----- LISTED RECORDS

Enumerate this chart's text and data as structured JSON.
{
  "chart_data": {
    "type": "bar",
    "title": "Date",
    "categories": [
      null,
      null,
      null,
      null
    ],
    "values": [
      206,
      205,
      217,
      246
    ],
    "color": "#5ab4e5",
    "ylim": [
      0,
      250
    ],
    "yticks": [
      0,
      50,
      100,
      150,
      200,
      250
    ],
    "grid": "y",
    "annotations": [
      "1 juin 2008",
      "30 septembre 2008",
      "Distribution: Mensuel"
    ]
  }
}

----------

> [SET PROBLEM]:
Each entry above is to be quoted exactly.

> [EXERCISE RESULT]:
Enumerate this chart's text and data as structured JSON.
{
  "chart_data": {
    "type": "bar",
    "title": "Date",
    "categories": [
      null,
      null,
      null,
      null
    ],
    "values": [
      206,
      205,
      217,
      246
    ],
    "color": "#5ab4e5",
    "ylim": [
      0,
      250
    ],
    "yticks": [
      0,
      50,
      100,
      150,
      200,
      250
    ],
    "grid": "y",
    "annotations": [
      "1 juin 2008",
      "30 septembre 2008",
      "Distribution: Mensuel"
    ]
  }
}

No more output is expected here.